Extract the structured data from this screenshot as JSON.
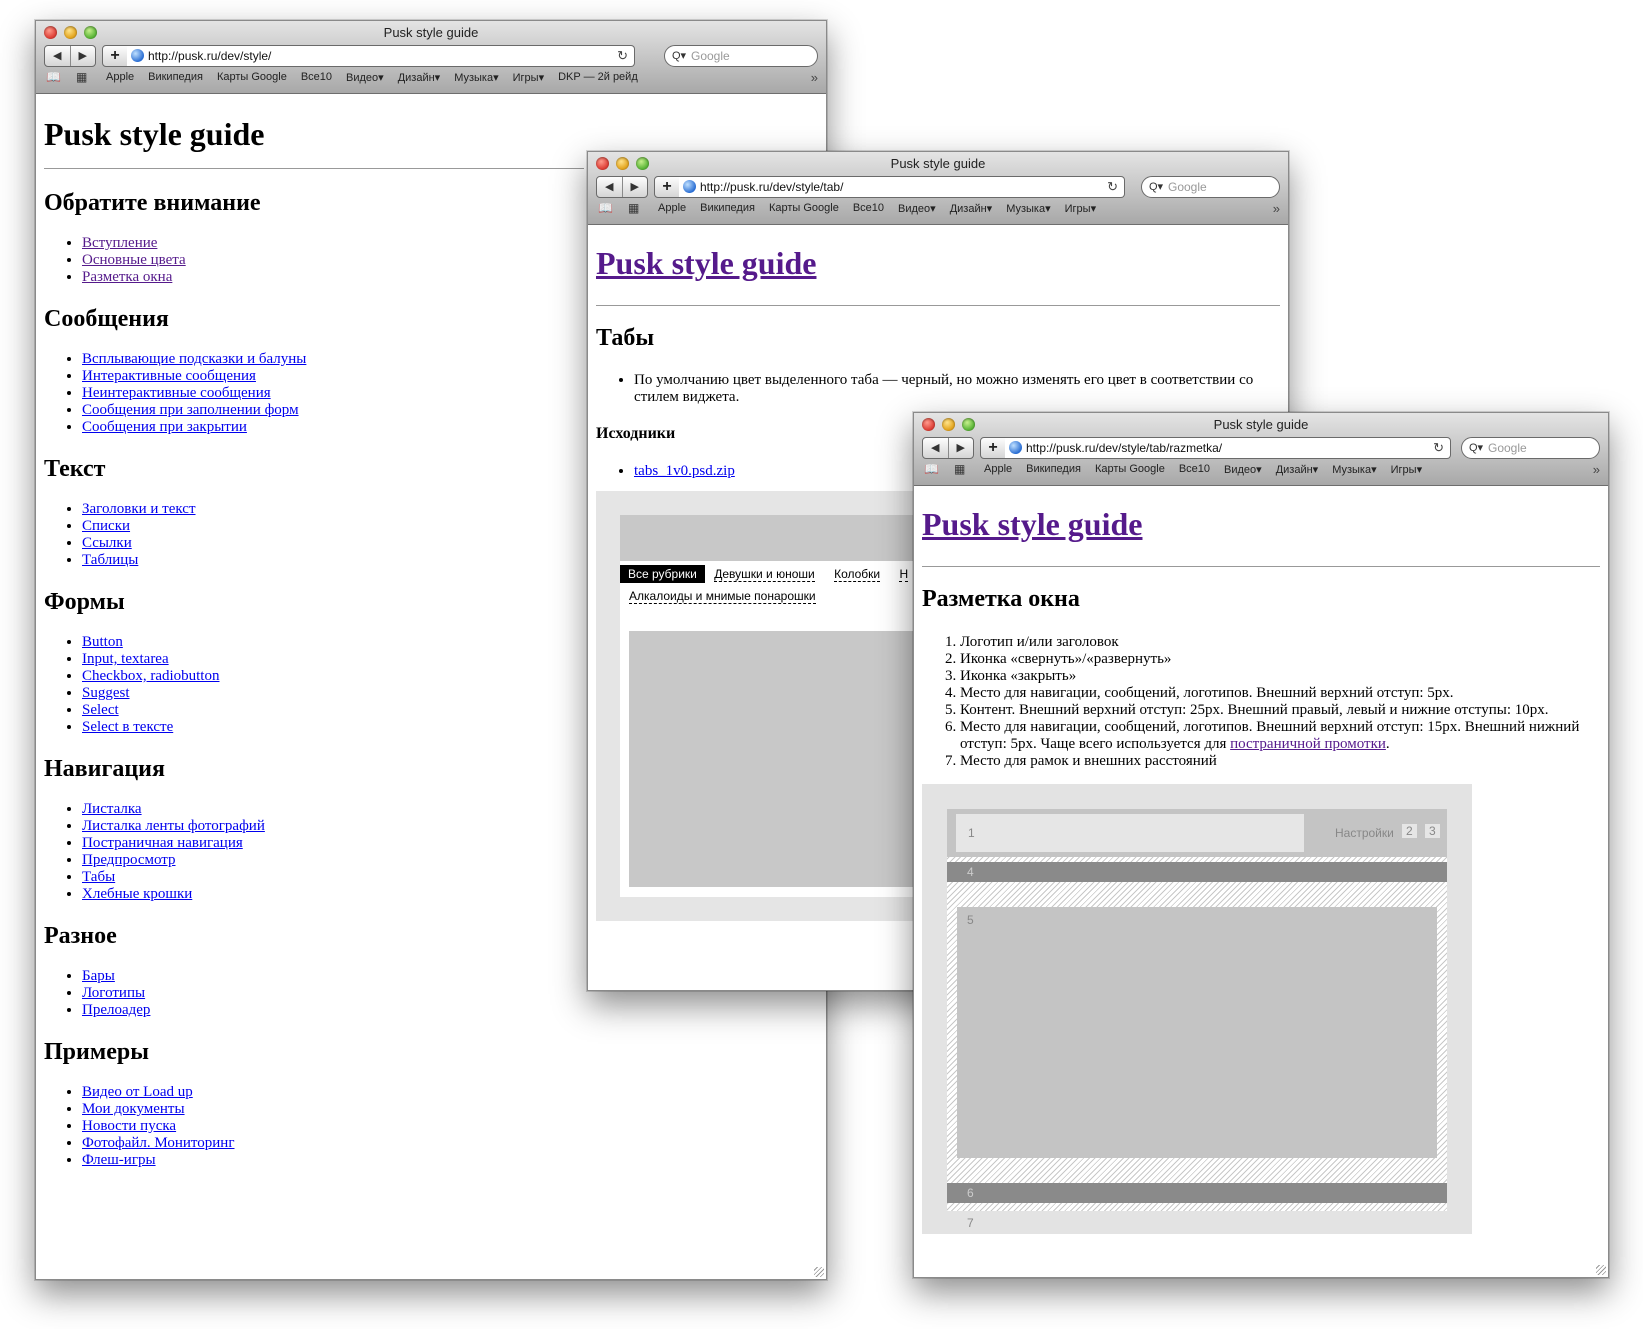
{
  "browser": {
    "back_icon": "◀",
    "forward_icon": "▶",
    "add_icon": "+",
    "reload_icon": "↻",
    "search_icon": "Q▾",
    "search_placeholder": "Google",
    "bookmarks_icon": "📖",
    "topsites_icon": "▦",
    "more_icon": "»"
  },
  "win1": {
    "title": "Pusk style guide",
    "url": "http://pusk.ru/dev/style/",
    "bookmarks": [
      "Apple",
      "Википедия",
      "Карты Google",
      "Все10",
      "Видео▾",
      "Дизайн▾",
      "Музыка▾",
      "Игры▾",
      "DKP — 2й рейд"
    ],
    "heading": "Pusk style guide",
    "sections": [
      {
        "title": "Обратите внимание",
        "items": [
          "Вступление",
          "Основные цвета",
          "Разметка окна"
        ]
      },
      {
        "title": "Сообщения",
        "items": [
          "Всплывающие подсказки и балуны",
          "Интерактивные сообщения",
          "Неинтерактивные сообщения",
          "Сообщения при заполнении форм",
          "Сообщения при закрытии"
        ]
      },
      {
        "title": "Текст",
        "items": [
          "Заголовки и текст",
          "Списки",
          "Ссылки",
          "Таблицы"
        ]
      },
      {
        "title": "Формы",
        "items": [
          "Button",
          "Input, textarea",
          "Checkbox, radiobutton",
          "Suggest",
          "Select",
          "Select в тексте"
        ]
      },
      {
        "title": "Навигация",
        "items": [
          "Листалка",
          "Листалка ленты фотографий",
          "Постраничная навигация",
          "Предпросмотр",
          "Табы",
          "Хлебные крошки"
        ]
      },
      {
        "title": "Разное",
        "items": [
          "Бары",
          "Логотипы",
          "Прелоадер"
        ]
      },
      {
        "title": "Примеры",
        "items": [
          "Видео от Load up",
          "Мои документы",
          "Новости пуска",
          "Фотофайл. Мониторинг",
          "Флеш-игры"
        ]
      }
    ]
  },
  "win2": {
    "title": "Pusk style guide",
    "url": "http://pusk.ru/dev/style/tab/",
    "bookmarks": [
      "Apple",
      "Википедия",
      "Карты Google",
      "Все10",
      "Видео▾",
      "Дизайн▾",
      "Музыка▾",
      "Игры▾"
    ],
    "heading": "Pusk style guide",
    "section_title": "Табы",
    "note": "По умолчанию цвет выделенного таба — черный, но можно изменять его цвет в соответствии со стилем виджета.",
    "sources_title": "Исходники",
    "file_link": "tabs_1v0.psd.zip",
    "demo_tabs": [
      "Все рубрики",
      "Девушки и юноши",
      "Колобки",
      "Н"
    ],
    "demo_tab2": "Алкалоиды и мнимые понарошки"
  },
  "win3": {
    "title": "Pusk style guide",
    "url": "http://pusk.ru/dev/style/tab/razmetka/",
    "bookmarks": [
      "Apple",
      "Википедия",
      "Карты Google",
      "Все10",
      "Видео▾",
      "Дизайн▾",
      "Музыка▾",
      "Игры▾"
    ],
    "heading": "Pusk style guide",
    "section_title": "Разметка окна",
    "items": [
      "Логотип и/или заголовок",
      "Иконка «свернуть»/«развернуть»",
      "Иконка «закрыть»",
      "Место для навигации, сообщений, логотипов. Внешний верхний отступ: 5px.",
      "Контент. Внешний верхний отступ: 25px. Внешний правый, левый и нижние отступы: 10px."
    ],
    "item6_before": "Место для навигации, сообщений, логотипов. Внешний верхний отступ: 15px. Внешний нижний отступ: 5px. Чаще всего используется для ",
    "item6_link": "постраничной промотки",
    "item6_after": ".",
    "item7": "Место для рамок и внешних расстояний",
    "diagram": {
      "label1": "1",
      "settings": "Настройки",
      "label2": "2",
      "label3": "3",
      "label4": "4",
      "label5": "5",
      "label6": "6",
      "label7": "7"
    }
  }
}
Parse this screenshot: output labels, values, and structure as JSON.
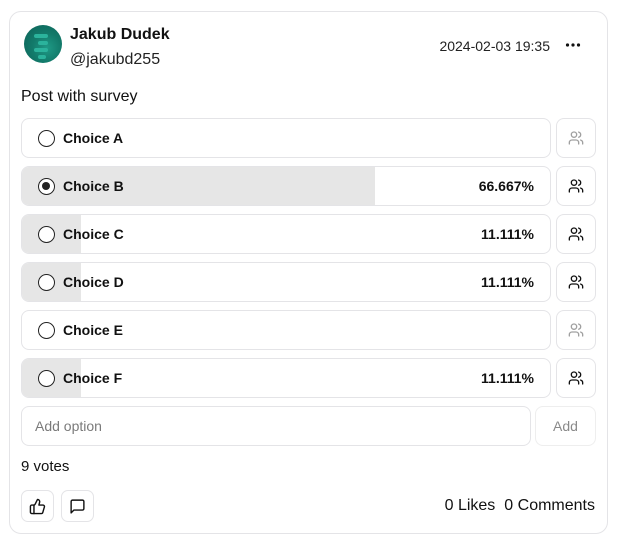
{
  "author": {
    "name": "Jakub Dudek",
    "handle": "@jakubd255",
    "timestamp": "2024-02-03 19:35"
  },
  "post": {
    "text": "Post with survey"
  },
  "survey": {
    "options": [
      {
        "label": "Choice A",
        "percent_text": "",
        "percent": 0,
        "selected": false,
        "voters_enabled": false
      },
      {
        "label": "Choice B",
        "percent_text": "66.667%",
        "percent": 66.667,
        "selected": true,
        "voters_enabled": true
      },
      {
        "label": "Choice C",
        "percent_text": "11.111%",
        "percent": 11.111,
        "selected": false,
        "voters_enabled": true
      },
      {
        "label": "Choice D",
        "percent_text": "11.111%",
        "percent": 11.111,
        "selected": false,
        "voters_enabled": true
      },
      {
        "label": "Choice E",
        "percent_text": "",
        "percent": 0,
        "selected": false,
        "voters_enabled": false
      },
      {
        "label": "Choice F",
        "percent_text": "11.111%",
        "percent": 11.111,
        "selected": false,
        "voters_enabled": true
      }
    ],
    "add_option_placeholder": "Add option",
    "add_button_label": "Add",
    "votes_label": "9 votes"
  },
  "footer": {
    "likes_label": "0 Likes",
    "comments_label": "0 Comments"
  },
  "icons": {
    "more": "more-horizontal-icon",
    "voters": "users-icon",
    "like": "thumbs-up-icon",
    "comment": "message-square-icon"
  },
  "colors": {
    "result_fill": "#e6e6e6",
    "border": "#e4e4e7",
    "avatar": "#127a6a"
  }
}
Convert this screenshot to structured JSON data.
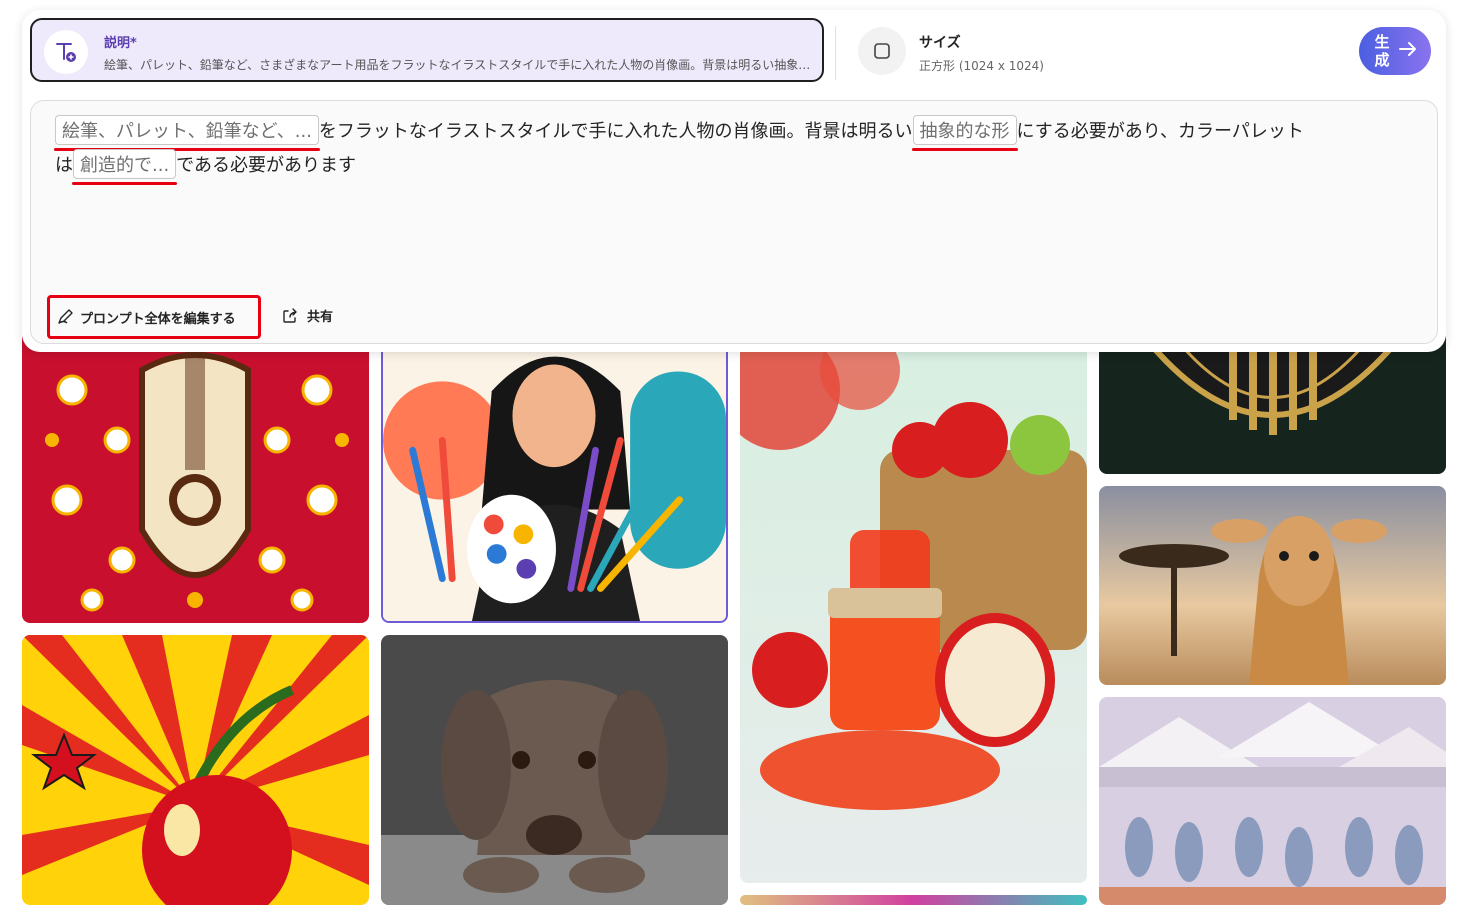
{
  "description": {
    "title": "説明*",
    "text": "絵筆、パレット、鉛筆など、さまざまなアート用品をフラットなイラストスタイルで手に入れた人物の肖像画。背景は明るい抽象的な形にする必要があり、カラーパレットは創造的で..."
  },
  "size": {
    "title": "サイズ",
    "value": "正方形 (1024 x 1024)"
  },
  "generate": {
    "label": "生成"
  },
  "prompt": {
    "chip1": "絵筆、パレット、鉛筆など、...",
    "text1": "をフラットなイラストスタイルで手に入れた人物の肖像画。背景は明るい",
    "chip2": "抽象的な形",
    "text2": "にする必要があり、カラーパレット",
    "text3": "は",
    "chip3": "創造的で...",
    "text4": "である必要があります"
  },
  "actions": {
    "edit_all": "プロンプト全体を編集する",
    "share": "共有"
  },
  "gallery": [
    {
      "name": "folk-guitar-image"
    },
    {
      "name": "artist-woman-image"
    },
    {
      "name": "apple-jam-image"
    },
    {
      "name": "art-deco-image"
    },
    {
      "name": "giraffe-image"
    },
    {
      "name": "cherry-popart-image"
    },
    {
      "name": "dog-image"
    },
    {
      "name": "market-tents-image"
    }
  ]
}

• **Exercise brief**
Scan the listing above for the word "Иконка" and show each line where it is found.

• **Reply**
      "Иконка «свернуть»/«развернуть»",
      "Иконка «закрыть»",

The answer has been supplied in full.